§ **AIM OF THE TASK**: Looking at the records below, state how many lines include the string "treatment" and add nothing further.

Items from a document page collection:
____________________
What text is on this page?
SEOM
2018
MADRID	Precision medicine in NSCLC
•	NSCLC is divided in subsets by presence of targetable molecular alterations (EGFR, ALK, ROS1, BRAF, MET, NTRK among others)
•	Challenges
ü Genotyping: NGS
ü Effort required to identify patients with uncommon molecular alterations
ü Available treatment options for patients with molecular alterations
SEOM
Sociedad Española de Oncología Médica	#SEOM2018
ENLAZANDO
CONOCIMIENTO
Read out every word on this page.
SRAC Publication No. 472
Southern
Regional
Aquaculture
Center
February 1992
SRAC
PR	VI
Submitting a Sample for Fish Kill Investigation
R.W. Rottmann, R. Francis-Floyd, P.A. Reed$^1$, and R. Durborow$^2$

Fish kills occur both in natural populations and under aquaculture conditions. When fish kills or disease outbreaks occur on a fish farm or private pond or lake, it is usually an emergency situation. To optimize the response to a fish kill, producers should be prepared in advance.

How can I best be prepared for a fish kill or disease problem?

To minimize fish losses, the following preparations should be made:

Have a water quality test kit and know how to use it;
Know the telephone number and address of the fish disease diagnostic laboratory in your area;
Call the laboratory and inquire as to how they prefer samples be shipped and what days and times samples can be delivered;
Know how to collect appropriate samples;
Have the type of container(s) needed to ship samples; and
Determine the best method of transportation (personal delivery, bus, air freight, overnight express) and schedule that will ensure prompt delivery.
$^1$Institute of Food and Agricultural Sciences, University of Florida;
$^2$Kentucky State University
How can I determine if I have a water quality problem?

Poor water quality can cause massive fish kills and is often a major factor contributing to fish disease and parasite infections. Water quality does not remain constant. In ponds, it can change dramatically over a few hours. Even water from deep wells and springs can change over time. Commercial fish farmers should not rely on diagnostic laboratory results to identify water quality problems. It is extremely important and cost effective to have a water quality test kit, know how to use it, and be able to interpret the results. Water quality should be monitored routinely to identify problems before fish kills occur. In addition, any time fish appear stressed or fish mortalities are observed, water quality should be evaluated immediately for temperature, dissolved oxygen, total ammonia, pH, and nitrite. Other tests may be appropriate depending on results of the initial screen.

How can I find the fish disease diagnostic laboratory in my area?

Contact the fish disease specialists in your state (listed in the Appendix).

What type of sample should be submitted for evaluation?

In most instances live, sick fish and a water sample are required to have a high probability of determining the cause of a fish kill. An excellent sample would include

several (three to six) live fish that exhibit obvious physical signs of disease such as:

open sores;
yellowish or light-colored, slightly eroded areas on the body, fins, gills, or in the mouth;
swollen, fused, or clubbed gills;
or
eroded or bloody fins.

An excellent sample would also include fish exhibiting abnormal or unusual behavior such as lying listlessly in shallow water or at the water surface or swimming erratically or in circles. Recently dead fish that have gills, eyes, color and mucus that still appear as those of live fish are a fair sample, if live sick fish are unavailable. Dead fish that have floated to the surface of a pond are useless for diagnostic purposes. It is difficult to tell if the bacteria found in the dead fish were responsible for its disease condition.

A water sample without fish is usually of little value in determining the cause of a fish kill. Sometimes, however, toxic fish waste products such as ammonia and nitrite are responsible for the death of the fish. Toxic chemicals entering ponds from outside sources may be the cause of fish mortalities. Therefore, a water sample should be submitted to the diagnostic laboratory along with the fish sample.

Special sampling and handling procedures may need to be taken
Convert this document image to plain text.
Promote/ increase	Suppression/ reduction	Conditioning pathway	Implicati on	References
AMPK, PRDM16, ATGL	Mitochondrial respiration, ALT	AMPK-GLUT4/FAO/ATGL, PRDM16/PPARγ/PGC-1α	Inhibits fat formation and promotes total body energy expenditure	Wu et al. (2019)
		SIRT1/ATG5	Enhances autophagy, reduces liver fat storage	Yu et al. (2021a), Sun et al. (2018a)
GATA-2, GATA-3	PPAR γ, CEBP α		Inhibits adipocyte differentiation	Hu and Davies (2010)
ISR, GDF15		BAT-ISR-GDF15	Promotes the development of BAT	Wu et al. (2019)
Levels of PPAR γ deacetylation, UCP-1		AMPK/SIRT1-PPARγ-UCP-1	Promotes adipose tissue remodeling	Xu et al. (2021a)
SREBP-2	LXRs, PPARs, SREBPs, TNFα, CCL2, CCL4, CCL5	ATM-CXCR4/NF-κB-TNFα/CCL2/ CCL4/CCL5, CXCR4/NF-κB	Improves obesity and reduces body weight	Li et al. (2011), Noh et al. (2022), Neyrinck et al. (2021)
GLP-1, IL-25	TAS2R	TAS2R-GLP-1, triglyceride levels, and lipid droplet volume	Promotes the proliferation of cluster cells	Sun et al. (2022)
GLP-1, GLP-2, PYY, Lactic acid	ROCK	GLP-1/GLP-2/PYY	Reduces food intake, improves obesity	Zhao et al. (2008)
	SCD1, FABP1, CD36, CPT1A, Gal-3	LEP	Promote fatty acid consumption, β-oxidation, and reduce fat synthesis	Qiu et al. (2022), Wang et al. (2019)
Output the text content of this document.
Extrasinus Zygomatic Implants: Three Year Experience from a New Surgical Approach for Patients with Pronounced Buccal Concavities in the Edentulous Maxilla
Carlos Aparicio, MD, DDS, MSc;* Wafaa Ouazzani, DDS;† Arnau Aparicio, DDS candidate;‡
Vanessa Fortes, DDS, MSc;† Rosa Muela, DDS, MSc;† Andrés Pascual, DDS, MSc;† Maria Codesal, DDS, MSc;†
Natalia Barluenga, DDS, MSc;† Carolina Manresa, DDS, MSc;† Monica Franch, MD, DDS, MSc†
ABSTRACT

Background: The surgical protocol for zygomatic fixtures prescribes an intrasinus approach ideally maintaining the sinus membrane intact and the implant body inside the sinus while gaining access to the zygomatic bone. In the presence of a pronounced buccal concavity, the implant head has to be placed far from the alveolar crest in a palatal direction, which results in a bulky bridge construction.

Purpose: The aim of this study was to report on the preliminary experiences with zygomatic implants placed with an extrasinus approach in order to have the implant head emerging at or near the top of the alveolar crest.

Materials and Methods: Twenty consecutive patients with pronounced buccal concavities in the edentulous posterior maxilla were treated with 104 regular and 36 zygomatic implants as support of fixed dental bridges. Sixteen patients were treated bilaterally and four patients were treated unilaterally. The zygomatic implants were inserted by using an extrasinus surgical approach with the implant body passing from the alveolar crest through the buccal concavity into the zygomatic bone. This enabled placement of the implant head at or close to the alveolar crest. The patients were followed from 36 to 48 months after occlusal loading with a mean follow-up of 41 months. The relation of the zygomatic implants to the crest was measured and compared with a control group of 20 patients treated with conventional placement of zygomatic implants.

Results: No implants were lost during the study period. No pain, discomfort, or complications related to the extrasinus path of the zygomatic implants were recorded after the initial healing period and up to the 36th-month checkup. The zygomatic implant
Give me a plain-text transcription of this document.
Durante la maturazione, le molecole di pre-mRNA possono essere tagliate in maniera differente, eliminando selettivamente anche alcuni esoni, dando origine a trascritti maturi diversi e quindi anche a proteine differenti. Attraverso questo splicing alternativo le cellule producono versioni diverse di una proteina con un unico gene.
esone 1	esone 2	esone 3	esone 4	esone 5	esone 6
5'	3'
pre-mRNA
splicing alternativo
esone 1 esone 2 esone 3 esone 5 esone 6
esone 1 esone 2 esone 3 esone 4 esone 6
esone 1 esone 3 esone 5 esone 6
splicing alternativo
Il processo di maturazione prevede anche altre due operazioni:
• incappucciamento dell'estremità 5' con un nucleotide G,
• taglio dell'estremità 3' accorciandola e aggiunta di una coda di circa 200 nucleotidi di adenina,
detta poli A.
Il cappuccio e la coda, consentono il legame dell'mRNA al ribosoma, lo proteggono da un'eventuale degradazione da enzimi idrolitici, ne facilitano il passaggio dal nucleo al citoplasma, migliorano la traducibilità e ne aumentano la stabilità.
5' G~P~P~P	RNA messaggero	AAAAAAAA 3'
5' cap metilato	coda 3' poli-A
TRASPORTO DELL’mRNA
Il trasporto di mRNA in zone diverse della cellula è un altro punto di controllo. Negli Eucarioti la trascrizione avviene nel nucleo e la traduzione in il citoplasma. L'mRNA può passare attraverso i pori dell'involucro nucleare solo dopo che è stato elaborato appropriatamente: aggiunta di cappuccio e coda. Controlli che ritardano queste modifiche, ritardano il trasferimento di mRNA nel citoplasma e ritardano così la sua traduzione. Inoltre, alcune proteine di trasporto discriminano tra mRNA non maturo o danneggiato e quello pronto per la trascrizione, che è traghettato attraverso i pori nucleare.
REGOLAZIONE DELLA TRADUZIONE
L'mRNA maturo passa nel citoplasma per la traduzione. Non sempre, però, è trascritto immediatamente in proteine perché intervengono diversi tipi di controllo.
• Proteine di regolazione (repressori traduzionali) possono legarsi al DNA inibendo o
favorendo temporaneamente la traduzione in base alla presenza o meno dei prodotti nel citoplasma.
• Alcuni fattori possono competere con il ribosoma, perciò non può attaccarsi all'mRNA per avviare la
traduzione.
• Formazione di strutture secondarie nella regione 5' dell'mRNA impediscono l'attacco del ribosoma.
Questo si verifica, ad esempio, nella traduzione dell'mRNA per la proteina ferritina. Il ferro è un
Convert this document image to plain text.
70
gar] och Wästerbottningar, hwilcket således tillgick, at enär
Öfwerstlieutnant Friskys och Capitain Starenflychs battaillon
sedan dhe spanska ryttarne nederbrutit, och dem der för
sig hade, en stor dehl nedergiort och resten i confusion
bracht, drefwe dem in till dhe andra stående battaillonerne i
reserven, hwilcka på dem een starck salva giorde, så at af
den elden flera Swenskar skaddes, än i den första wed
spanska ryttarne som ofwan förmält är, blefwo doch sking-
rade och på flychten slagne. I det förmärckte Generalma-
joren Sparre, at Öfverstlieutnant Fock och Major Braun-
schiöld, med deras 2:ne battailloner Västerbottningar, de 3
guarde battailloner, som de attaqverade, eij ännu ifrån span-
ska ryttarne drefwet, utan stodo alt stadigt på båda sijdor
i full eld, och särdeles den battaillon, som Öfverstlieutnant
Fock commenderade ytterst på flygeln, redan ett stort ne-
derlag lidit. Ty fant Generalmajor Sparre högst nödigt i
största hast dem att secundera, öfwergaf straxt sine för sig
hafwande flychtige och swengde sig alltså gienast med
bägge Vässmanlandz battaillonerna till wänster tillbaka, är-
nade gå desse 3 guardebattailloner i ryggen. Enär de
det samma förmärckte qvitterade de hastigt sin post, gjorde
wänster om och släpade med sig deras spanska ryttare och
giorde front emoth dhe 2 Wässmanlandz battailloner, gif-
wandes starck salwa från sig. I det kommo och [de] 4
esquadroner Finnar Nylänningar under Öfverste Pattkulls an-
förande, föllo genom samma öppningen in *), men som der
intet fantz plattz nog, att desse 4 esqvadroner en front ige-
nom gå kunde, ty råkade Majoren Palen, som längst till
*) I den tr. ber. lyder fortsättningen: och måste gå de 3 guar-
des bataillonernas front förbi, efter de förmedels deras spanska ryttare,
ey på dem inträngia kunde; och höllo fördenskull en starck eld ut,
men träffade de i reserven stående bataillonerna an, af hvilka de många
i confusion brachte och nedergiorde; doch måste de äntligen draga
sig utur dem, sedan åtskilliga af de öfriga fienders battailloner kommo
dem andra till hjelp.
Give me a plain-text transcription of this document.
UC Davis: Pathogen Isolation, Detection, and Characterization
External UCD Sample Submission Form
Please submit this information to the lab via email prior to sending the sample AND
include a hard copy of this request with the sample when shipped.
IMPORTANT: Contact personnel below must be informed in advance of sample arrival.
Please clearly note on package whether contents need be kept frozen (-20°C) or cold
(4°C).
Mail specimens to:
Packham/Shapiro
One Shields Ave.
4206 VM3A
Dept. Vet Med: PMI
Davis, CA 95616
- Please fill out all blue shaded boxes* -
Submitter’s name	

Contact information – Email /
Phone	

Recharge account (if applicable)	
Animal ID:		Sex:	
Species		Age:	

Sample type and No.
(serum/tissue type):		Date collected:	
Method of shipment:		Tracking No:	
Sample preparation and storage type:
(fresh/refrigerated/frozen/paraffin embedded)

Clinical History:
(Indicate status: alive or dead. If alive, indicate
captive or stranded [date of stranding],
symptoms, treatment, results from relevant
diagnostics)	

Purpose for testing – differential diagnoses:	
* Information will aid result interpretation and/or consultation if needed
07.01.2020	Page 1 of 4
____________________
§ **PROBLEM SOLUTION**: 2